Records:
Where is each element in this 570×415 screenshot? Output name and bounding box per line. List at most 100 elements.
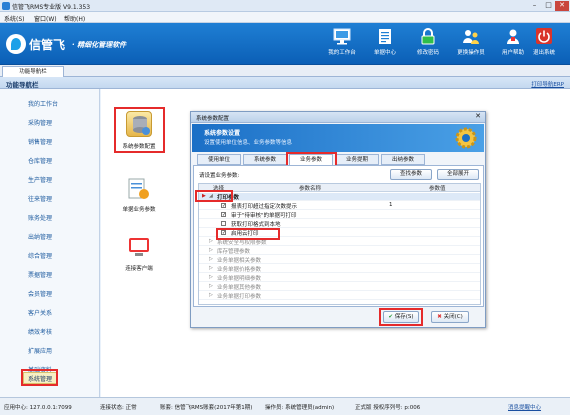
status-account: 账套: 信管飞RMS账套(2017年第1期) [160, 405, 253, 411]
group-row[interactable]: ▷ 业务单据相关参数 [199, 256, 480, 264]
group-row[interactable]: ▷ 库存管理参数 [199, 247, 480, 255]
tab-system-params[interactable]: 系统参数 [243, 154, 287, 165]
close-dialog-button[interactable]: ✖ 关闭(C) [431, 311, 469, 323]
column-param-name: 参数名称 [299, 186, 322, 192]
dialog-header-subtitle: 设置使用单位信息、业务参数等信息 [204, 140, 293, 146]
param-row[interactable]: 获取打印格式到本地 [199, 220, 480, 228]
print-nav-link[interactable]: 打印导航ERP [531, 80, 564, 88]
expand-all-button[interactable]: 全部展开 [437, 169, 479, 180]
sidebar-item-production[interactable]: 生产管理 [28, 175, 52, 185]
tab-cashier-params[interactable]: 出纳参数 [381, 154, 425, 165]
maximize-button[interactable]: □ [543, 1, 554, 11]
minimize-button[interactable]: – [529, 1, 540, 11]
group-row-print[interactable]: ▶ ◢ 打印参数 [199, 193, 480, 201]
toolbar-exit-label: 退出系统 [532, 50, 555, 56]
document-params-icon[interactable] [126, 176, 152, 202]
close-icon: ✖ [437, 314, 442, 320]
param-row[interactable]: ✓ 审于"待审核"的单据可打印 [199, 211, 480, 219]
brand-slogan: · 精细化管理软件 [72, 41, 127, 49]
menu-help[interactable]: 帮助(H) [64, 14, 85, 23]
sidebar-item-sales[interactable]: 销售管理 [28, 137, 52, 147]
toolbar-password-label: 修改密码 [416, 50, 439, 56]
client-connect-icon[interactable] [126, 234, 152, 260]
param-value[interactable]: 1 [389, 202, 393, 208]
sidebar-item-ledger[interactable]: 账务处理 [28, 213, 52, 223]
toolbar-password-button[interactable]: 修改密码 [406, 25, 450, 63]
highlight-box [216, 228, 280, 240]
close-button[interactable]: ✕ [555, 1, 569, 11]
param-checkbox[interactable]: ✓ [221, 203, 226, 209]
status-license: 正式版 授权序列号: p:006 [355, 405, 421, 411]
expand-icon[interactable]: ▷ [209, 283, 213, 289]
toolbar-switch-user-button[interactable]: 更换操作员 [449, 25, 493, 63]
sidebar-item-crm[interactable]: 客户关系 [28, 308, 52, 318]
lock-icon [421, 28, 435, 45]
sidebar-item-general[interactable]: 综合管理 [28, 251, 52, 261]
params-grid: 选择 参数名称 参数值 ▶ ◢ 打印参数 ✓ 报表打印超过指定次数提示 1 ✓ … [198, 183, 481, 305]
sidebar-item-performance[interactable]: 绩效考核 [28, 327, 52, 337]
param-row[interactable]: ✓ 报表打印超过指定次数提示 1 [199, 202, 480, 210]
group-row[interactable]: ▷ 业务单据明细参数 [199, 274, 480, 282]
document-params-label[interactable]: 单据业务参数 [115, 205, 163, 213]
params-panel: 请设置业务参数: 查找参数 全部展开 选择 参数名称 参数值 ▶ ◢ 打印参数 … [193, 165, 484, 307]
menu-bar: 系统(S) 窗口(W) 帮助(H) [0, 12, 570, 23]
sidebar-item-workbench[interactable]: 我的工作台 [28, 99, 58, 109]
group-row[interactable]: ▷ 业务单据打印参数 [199, 292, 480, 300]
sidebar-item-cashier[interactable]: 出纳管理 [28, 232, 52, 242]
toolbar-workbench-label: 我的工作台 [328, 50, 356, 56]
param-checkbox[interactable] [221, 221, 226, 226]
client-connect-label[interactable]: 连接客户端 [115, 264, 163, 272]
gear-icon [455, 127, 477, 149]
sidebar-item-purchase[interactable]: 采购管理 [28, 118, 52, 128]
menu-system[interactable]: 系统(S) [4, 14, 25, 23]
sidebar-item-invoices[interactable]: 票据管理 [28, 270, 52, 280]
group-row[interactable]: ▷ 业务单据价格参数 [199, 265, 480, 273]
app-icon [2, 2, 10, 10]
highlight-box [379, 308, 423, 326]
group-label: 业务单据相关参数 [217, 258, 262, 264]
brand-name: 信管飞 [29, 38, 66, 52]
param-label: 报表打印超过指定次数提示 [231, 204, 298, 210]
status-operator: 操作员: 系统管理员(admin) [265, 405, 335, 411]
expand-icon[interactable]: ▷ [209, 247, 213, 253]
menu-window[interactable]: 窗口(W) [34, 14, 57, 23]
dialog-close-icon[interactable]: ✕ [475, 112, 481, 120]
tab-unit[interactable]: 使用单位 [197, 154, 241, 165]
help-user-icon [507, 29, 519, 44]
status-bar: 应用中心: 127.0.0.1:7099 连接状态: 正常 账套: 信管飞RMS… [0, 397, 570, 415]
dialog-header: 系统参数设置 设置使用单位信息、业务参数等信息 [192, 124, 484, 152]
user-switch-icon [463, 30, 479, 44]
nav-header: 功能导航栏 打印导航ERP [0, 77, 570, 89]
expand-icon[interactable]: ▷ [209, 238, 213, 244]
expand-icon[interactable]: ▷ [209, 292, 213, 298]
sidebar-item-extensions[interactable]: 扩展应用 [28, 346, 52, 356]
group-label: 业务单据其他参数 [217, 285, 262, 291]
sidebar: 我的工作台 采购管理 销售管理 仓库管理 生产管理 往来管理 账务处理 出纳管理… [0, 89, 100, 397]
toolbar-workbench-button[interactable]: 我的工作台 [320, 25, 364, 63]
group-label: 业务单据明细参数 [217, 276, 262, 282]
group-row[interactable]: ▷ 业务单据其他参数 [199, 283, 480, 291]
sidebar-item-members[interactable]: 会员管理 [28, 289, 52, 299]
expand-icon[interactable]: ▷ [209, 265, 213, 271]
message-center-link[interactable]: 消息提醒中心 [508, 403, 541, 411]
toolbar-exit-button[interactable]: 退出系统 [522, 25, 566, 63]
dialog-title-bar: 系统参数配置 ✕ [191, 112, 485, 123]
tab-business-period[interactable]: 业务提期 [335, 154, 379, 165]
sidebar-item-accounts[interactable]: 往来管理 [28, 194, 52, 204]
tab-function-nav[interactable]: 功能导航栏 [2, 66, 64, 77]
system-config-dialog: 系统参数配置 ✕ 系统参数设置 设置使用单位信息、业务参数等信息 使用单位 系统… [190, 111, 486, 328]
tab-strip: 功能导航栏 [0, 65, 570, 77]
find-param-button[interactable]: 查找参数 [390, 169, 432, 180]
sidebar-item-warehouse[interactable]: 仓库管理 [28, 156, 52, 166]
highlight-box [114, 107, 165, 153]
monitor-icon [333, 28, 351, 45]
param-label: 获取打印格式到本地 [231, 222, 281, 228]
param-checkbox[interactable]: ✓ [221, 212, 226, 218]
group-label: 库存管理参数 [217, 249, 251, 255]
header-banner: 信管飞 · 精细化管理软件 我的工作台 单据中心 修改密码 更换操作员 用户帮助… [0, 23, 570, 65]
group-label: 业务单据价格参数 [217, 267, 262, 273]
expand-icon[interactable]: ▷ [209, 274, 213, 280]
dialog-footer: ✔ 保存(S) ✖ 关闭(C) [191, 308, 485, 328]
toolbar-documents-button[interactable]: 单据中心 [363, 25, 407, 63]
expand-icon[interactable]: ▷ [209, 256, 213, 262]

### Directions
Copy out, unchanged, the data lines from the one containing "status-account: 账套: 信管飞RMS账套(2017年第1期)" through the one containing "client-connect-icon[interactable] [126, 234, 152, 260]", including both.

### Written response
status-account: 账套: 信管飞RMS账套(2017年第1期) [160, 405, 253, 411]
group-row[interactable]: ▷ 业务单据相关参数 [199, 256, 480, 264]
group-row[interactable]: ▷ 库存管理参数 [199, 247, 480, 255]
tab-system-params[interactable]: 系统参数 [243, 154, 287, 165]
close-dialog-button[interactable]: ✖ 关闭(C) [431, 311, 469, 323]
column-param-name: 参数名称 [299, 186, 322, 192]
dialog-header-subtitle: 设置使用单位信息、业务参数等信息 [204, 140, 293, 146]
param-row[interactable]: 获取打印格式到本地 [199, 220, 480, 228]
print-nav-link[interactable]: 打印导航ERP [531, 80, 564, 88]
expand-all-button[interactable]: 全部展开 [437, 169, 479, 180]
sidebar-item-production[interactable]: 生产管理 [28, 175, 52, 185]
tab-cashier-params[interactable]: 出纳参数 [381, 154, 425, 165]
maximize-button[interactable]: □ [543, 1, 554, 11]
minimize-button[interactable]: – [529, 1, 540, 11]
group-row-print[interactable]: ▶ ◢ 打印参数 [199, 193, 480, 201]
toolbar-exit-label: 退出系统 [532, 50, 555, 56]
document-params-icon[interactable] [126, 176, 152, 202]
close-icon: ✖ [437, 314, 442, 320]
param-row[interactable]: ✓ 审于"待审核"的单据可打印 [199, 211, 480, 219]
brand-slogan: · 精细化管理软件 [72, 41, 127, 49]
menu-help[interactable]: 帮助(H) [64, 14, 85, 23]
sidebar-item-sales[interactable]: 销售管理 [28, 137, 52, 147]
toolbar-password-label: 修改密码 [416, 50, 439, 56]
client-connect-icon[interactable] [126, 234, 152, 260]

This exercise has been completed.